INSTRUCTIONS FOR THE TASK: Pull every line with the word "structured" out of the entries below.

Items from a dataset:
▶

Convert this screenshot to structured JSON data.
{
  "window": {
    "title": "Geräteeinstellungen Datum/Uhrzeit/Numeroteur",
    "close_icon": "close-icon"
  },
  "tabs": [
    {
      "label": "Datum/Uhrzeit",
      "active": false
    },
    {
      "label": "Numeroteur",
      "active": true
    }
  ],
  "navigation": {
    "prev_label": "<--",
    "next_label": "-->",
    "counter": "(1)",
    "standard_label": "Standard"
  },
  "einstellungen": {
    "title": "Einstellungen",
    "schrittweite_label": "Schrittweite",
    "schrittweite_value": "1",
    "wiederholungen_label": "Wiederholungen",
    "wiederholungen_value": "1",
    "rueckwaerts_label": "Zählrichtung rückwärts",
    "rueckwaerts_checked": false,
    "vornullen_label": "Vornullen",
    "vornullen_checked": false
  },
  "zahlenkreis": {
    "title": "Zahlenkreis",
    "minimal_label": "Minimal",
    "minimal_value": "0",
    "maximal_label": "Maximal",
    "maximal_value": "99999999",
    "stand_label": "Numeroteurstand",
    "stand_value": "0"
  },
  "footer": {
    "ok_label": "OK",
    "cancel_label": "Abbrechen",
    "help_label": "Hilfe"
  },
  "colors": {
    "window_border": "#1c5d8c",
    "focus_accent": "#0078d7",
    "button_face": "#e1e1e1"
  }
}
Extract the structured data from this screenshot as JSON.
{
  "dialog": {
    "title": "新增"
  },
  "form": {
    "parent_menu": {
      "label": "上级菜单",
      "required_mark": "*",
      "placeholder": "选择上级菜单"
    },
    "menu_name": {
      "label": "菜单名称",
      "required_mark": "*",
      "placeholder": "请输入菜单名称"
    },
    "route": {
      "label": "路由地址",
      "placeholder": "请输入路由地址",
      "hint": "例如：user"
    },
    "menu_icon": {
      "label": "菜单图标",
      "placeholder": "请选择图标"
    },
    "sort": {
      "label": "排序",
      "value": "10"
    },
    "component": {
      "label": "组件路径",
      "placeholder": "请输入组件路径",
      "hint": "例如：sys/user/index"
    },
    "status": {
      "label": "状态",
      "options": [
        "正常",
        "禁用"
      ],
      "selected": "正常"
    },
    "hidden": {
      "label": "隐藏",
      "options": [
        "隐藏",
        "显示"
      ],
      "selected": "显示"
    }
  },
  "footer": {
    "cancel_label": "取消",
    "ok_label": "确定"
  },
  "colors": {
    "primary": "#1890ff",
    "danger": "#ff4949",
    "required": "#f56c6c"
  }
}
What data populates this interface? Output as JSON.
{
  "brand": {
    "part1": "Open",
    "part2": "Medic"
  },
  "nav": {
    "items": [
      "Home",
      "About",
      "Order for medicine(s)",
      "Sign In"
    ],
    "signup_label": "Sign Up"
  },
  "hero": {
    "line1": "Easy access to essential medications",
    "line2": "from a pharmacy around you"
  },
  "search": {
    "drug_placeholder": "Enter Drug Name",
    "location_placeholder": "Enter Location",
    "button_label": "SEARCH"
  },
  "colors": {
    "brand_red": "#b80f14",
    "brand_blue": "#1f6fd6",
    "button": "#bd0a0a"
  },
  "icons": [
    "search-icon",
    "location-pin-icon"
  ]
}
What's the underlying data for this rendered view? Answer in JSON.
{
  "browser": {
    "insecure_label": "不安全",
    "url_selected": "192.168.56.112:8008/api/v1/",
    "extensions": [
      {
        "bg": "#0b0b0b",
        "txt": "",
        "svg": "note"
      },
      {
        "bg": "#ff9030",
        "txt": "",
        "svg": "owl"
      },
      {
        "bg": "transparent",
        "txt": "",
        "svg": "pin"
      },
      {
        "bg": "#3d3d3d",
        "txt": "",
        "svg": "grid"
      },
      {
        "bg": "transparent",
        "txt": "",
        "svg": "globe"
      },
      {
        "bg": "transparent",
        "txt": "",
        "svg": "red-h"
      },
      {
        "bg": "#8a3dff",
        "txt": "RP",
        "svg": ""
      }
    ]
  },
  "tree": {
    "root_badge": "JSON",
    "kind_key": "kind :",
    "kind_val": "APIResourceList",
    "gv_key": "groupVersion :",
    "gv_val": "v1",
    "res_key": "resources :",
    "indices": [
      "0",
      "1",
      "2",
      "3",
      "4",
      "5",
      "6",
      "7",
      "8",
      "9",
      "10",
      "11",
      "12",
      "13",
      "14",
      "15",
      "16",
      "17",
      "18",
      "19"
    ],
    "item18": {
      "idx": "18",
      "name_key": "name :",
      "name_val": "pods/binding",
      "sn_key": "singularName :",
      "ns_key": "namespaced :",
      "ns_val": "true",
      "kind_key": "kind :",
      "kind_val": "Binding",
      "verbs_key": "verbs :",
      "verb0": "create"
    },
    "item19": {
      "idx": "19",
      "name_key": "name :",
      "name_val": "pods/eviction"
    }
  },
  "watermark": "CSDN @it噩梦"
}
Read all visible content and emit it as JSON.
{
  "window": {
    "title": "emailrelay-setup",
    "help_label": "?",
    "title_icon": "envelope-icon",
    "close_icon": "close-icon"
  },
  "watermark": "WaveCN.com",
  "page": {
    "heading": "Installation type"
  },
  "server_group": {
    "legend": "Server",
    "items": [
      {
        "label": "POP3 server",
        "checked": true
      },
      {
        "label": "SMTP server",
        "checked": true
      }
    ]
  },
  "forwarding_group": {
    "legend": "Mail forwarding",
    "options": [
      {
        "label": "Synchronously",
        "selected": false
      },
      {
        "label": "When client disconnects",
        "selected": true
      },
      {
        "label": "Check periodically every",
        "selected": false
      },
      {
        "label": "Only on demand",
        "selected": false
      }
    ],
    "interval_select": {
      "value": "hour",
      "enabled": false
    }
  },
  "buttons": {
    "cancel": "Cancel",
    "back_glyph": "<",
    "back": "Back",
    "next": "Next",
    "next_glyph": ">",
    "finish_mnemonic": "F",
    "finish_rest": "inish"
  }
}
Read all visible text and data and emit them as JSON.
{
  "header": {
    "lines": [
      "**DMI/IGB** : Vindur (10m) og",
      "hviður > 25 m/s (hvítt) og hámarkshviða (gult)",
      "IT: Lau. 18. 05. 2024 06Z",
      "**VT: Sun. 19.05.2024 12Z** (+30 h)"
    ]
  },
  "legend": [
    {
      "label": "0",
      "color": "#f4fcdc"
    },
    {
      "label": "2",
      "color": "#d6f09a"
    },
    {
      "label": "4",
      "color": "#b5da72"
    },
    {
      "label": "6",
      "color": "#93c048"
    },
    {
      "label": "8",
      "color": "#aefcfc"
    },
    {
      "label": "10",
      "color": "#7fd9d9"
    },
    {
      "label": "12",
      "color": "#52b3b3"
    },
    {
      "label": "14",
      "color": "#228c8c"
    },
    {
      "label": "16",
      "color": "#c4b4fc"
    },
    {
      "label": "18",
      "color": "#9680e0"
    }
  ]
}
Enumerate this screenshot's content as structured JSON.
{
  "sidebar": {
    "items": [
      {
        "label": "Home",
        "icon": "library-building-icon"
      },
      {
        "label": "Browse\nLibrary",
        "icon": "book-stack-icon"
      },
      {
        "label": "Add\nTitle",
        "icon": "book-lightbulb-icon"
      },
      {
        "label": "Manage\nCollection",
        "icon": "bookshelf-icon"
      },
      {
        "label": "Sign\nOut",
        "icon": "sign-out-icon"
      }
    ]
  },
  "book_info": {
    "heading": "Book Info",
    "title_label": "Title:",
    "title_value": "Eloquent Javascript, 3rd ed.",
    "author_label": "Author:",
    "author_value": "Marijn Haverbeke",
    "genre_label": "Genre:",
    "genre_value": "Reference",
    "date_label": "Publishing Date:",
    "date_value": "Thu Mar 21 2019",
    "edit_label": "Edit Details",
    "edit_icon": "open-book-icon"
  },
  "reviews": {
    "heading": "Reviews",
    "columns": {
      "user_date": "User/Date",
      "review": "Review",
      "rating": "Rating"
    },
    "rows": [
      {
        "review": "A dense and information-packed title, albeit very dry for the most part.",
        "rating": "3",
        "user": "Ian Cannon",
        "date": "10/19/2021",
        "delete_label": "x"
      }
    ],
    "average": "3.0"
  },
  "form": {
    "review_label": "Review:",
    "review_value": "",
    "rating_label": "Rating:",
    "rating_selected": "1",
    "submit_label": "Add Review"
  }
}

◀

REPLY:
Convert this screenshot to structured JSON data.
Extract the structured data from this screenshot as JSON.
Enumerate this screenshot's content as structured JSON.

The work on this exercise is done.